[Einträge zu Layout-Elementen]
╔══

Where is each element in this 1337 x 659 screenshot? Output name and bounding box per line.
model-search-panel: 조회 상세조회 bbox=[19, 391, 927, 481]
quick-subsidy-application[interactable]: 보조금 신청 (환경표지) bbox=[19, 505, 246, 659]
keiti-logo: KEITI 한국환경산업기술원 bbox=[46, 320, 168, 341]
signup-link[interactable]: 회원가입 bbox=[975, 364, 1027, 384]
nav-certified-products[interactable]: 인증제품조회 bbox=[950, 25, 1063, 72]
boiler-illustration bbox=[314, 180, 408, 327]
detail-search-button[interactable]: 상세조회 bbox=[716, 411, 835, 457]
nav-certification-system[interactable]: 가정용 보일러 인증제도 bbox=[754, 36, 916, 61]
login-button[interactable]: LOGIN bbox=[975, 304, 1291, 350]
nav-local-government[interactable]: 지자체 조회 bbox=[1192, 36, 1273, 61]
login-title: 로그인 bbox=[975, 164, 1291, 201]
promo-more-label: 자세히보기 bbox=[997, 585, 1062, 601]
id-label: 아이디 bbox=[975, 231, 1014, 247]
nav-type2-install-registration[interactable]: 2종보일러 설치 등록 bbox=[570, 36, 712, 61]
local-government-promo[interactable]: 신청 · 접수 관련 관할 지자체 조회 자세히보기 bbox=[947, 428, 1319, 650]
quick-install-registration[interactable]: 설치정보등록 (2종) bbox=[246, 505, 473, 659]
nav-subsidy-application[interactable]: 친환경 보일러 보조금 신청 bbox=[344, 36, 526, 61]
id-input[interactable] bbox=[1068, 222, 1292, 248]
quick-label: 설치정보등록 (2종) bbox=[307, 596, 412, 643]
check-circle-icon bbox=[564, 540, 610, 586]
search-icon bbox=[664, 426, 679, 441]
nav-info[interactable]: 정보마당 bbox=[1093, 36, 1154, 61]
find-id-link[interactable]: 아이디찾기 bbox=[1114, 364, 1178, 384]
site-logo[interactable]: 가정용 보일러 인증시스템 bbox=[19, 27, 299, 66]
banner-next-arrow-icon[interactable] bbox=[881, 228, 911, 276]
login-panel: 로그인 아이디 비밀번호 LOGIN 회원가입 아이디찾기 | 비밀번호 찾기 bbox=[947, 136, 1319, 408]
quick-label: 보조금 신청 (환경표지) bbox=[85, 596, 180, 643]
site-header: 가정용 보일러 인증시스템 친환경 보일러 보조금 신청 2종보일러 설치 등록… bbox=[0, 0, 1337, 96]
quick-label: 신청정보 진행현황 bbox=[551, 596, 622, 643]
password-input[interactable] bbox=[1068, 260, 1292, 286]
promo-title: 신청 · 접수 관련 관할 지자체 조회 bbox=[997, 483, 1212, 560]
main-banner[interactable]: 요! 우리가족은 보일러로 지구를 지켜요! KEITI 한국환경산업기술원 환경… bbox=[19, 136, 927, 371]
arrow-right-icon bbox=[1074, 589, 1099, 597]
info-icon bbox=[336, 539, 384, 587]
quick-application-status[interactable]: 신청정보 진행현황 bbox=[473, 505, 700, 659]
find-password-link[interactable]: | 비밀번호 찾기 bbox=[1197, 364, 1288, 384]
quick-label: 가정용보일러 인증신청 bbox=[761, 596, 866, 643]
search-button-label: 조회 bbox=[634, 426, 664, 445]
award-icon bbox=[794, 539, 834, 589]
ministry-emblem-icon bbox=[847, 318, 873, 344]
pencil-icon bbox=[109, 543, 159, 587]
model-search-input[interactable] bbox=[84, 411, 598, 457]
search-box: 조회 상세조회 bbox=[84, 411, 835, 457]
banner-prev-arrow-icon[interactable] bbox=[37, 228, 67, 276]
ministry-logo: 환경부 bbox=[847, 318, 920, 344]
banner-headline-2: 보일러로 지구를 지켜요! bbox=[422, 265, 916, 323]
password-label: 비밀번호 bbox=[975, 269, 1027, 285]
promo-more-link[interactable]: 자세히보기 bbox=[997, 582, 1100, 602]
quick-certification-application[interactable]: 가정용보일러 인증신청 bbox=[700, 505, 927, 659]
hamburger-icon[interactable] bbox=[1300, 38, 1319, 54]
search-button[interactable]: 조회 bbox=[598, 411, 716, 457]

╚══

**Ziel**
Schreib alle Einträge oben noch einmal ab und tausche dabei jedes "interactable" gegen "clickable". Alles andere bleibt, wie es ist.

**Erledigte Aufgabe**
Where is each element in this 1337 x 659 screenshot? Output name and bounding box per line.
model-search-panel: 조회 상세조회 bbox=[19, 391, 927, 481]
quick-subsidy-application[clickable]: 보조금 신청 (환경표지) bbox=[19, 505, 246, 659]
keiti-logo: KEITI 한국환경산업기술원 bbox=[46, 320, 168, 341]
signup-link[clickable]: 회원가입 bbox=[975, 364, 1027, 384]
nav-certified-products[clickable]: 인증제품조회 bbox=[950, 25, 1063, 72]
boiler-illustration bbox=[314, 180, 408, 327]
detail-search-button[clickable]: 상세조회 bbox=[716, 411, 835, 457]
nav-certification-system[clickable]: 가정용 보일러 인증제도 bbox=[754, 36, 916, 61]
login-button[clickable]: LOGIN bbox=[975, 304, 1291, 350]
nav-local-government[clickable]: 지자체 조회 bbox=[1192, 36, 1273, 61]
login-title: 로그인 bbox=[975, 164, 1291, 201]
promo-more-label: 자세히보기 bbox=[997, 585, 1062, 601]
id-label: 아이디 bbox=[975, 231, 1014, 247]
nav-type2-install-registration[clickable]: 2종보일러 설치 등록 bbox=[570, 36, 712, 61]
local-government-promo[clickable]: 신청 · 접수 관련 관할 지자체 조회 자세히보기 bbox=[947, 428, 1319, 650]
quick-install-registration[clickable]: 설치정보등록 (2종) bbox=[246, 505, 473, 659]
nav-subsidy-application[clickable]: 친환경 보일러 보조금 신청 bbox=[344, 36, 526, 61]
id-input[clickable] bbox=[1068, 222, 1292, 248]
quick-label: 설치정보등록 (2종) bbox=[307, 596, 412, 643]
check-circle-icon bbox=[564, 540, 610, 586]
search-icon bbox=[664, 426, 679, 441]
nav-info[clickable]: 정보마당 bbox=[1093, 36, 1154, 61]
find-id-link[clickable]: 아이디찾기 bbox=[1114, 364, 1178, 384]
site-logo[clickable]: 가정용 보일러 인증시스템 bbox=[19, 27, 299, 66]
banner-next-arrow-icon[clickable] bbox=[881, 228, 911, 276]
login-panel: 로그인 아이디 비밀번호 LOGIN 회원가입 아이디찾기 | 비밀번호 찾기 bbox=[947, 136, 1319, 408]
quick-label: 보조금 신청 (환경표지) bbox=[85, 596, 180, 643]
site-header: 가정용 보일러 인증시스템 친환경 보일러 보조금 신청 2종보일러 설치 등록… bbox=[0, 0, 1337, 96]
quick-label: 신청정보 진행현황 bbox=[551, 596, 622, 643]
password-input[clickable] bbox=[1068, 260, 1292, 286]
promo-title: 신청 · 접수 관련 관할 지자체 조회 bbox=[997, 483, 1212, 560]
main-banner[clickable]: 요! 우리가족은 보일러로 지구를 지켜요! KEITI 한국환경산업기술원 환경… bbox=[19, 136, 927, 371]
arrow-right-icon bbox=[1074, 589, 1099, 597]
info-icon bbox=[336, 539, 384, 587]
quick-application-status[clickable]: 신청정보 진행현황 bbox=[473, 505, 700, 659]
find-password-link[clickable]: | 비밀번호 찾기 bbox=[1197, 364, 1288, 384]
quick-label: 가정용보일러 인증신청 bbox=[761, 596, 866, 643]
search-button-label: 조회 bbox=[634, 426, 664, 445]
award-icon bbox=[794, 539, 834, 589]
ministry-emblem-icon bbox=[847, 318, 873, 344]
pencil-icon bbox=[109, 543, 159, 587]
model-search-input[clickable] bbox=[84, 411, 598, 457]
search-box: 조회 상세조회 bbox=[84, 411, 835, 457]
banner-prev-arrow-icon[clickable] bbox=[37, 228, 67, 276]
ministry-logo: 환경부 bbox=[847, 318, 920, 344]
banner-headline-2: 보일러로 지구를 지켜요! bbox=[422, 265, 916, 323]
password-label: 비밀번호 bbox=[975, 269, 1027, 285]
promo-more-link[clickable]: 자세히보기 bbox=[997, 582, 1100, 602]
quick-certification-application[clickable]: 가정용보일러 인증신청 bbox=[700, 505, 927, 659]
hamburger-icon[clickable] bbox=[1300, 38, 1319, 54]
search-button[clickable]: 조회 bbox=[598, 411, 716, 457]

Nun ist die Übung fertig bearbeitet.